** Start DATA PROVIDED **

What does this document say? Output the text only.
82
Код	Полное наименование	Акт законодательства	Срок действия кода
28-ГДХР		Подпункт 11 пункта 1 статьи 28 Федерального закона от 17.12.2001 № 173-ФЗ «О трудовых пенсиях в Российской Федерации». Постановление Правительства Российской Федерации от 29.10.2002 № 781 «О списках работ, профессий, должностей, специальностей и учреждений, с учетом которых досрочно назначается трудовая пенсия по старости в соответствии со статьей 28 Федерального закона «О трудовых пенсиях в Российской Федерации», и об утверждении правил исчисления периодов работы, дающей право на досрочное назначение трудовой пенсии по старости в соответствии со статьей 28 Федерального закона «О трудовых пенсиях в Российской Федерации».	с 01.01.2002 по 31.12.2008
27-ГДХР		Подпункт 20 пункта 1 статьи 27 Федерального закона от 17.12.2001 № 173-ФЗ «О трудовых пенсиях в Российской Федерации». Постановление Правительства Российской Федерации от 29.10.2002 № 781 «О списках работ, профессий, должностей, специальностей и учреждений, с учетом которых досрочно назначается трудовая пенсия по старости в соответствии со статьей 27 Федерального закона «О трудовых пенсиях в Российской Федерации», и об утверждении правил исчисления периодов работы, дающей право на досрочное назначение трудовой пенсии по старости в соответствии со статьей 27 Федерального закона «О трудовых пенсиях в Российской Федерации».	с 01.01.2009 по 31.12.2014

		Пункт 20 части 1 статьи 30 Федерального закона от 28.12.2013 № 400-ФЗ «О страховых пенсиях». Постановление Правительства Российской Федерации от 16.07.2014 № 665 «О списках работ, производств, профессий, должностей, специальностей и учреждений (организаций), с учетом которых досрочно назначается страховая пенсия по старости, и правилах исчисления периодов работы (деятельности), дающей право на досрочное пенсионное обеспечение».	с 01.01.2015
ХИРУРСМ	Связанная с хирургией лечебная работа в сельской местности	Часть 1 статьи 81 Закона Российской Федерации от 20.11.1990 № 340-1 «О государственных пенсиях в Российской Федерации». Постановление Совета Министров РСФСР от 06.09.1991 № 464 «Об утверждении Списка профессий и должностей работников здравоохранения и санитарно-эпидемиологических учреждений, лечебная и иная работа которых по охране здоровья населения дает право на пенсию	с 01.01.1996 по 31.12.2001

** End DATA PROVIDED **
** Start DATA PROVIDED **

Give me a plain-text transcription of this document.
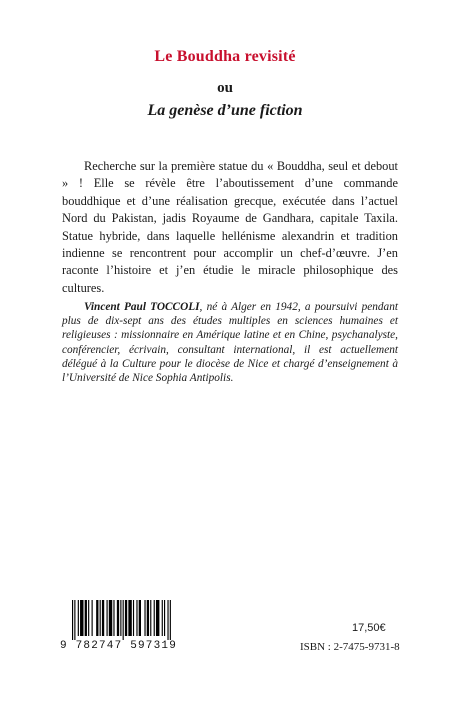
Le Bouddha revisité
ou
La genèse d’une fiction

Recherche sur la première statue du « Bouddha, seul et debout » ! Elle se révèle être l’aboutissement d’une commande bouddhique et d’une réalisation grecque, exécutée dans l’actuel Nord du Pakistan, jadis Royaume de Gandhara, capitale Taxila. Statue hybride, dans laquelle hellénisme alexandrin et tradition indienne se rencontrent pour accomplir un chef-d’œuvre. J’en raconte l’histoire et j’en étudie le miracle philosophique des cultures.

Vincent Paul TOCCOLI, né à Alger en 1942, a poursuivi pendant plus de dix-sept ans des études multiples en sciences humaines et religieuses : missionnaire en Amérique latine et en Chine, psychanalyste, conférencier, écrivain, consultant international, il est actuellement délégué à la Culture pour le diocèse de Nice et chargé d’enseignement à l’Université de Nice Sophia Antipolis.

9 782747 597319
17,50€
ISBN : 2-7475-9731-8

** End DATA PROVIDED **

WHAT TO DO — Check each line above for the word "this" and copy the ones that have it.

REPLY TO THE EXERCISE —
What does this document say? Output the text only.
Give me a plain-text transcription of this document.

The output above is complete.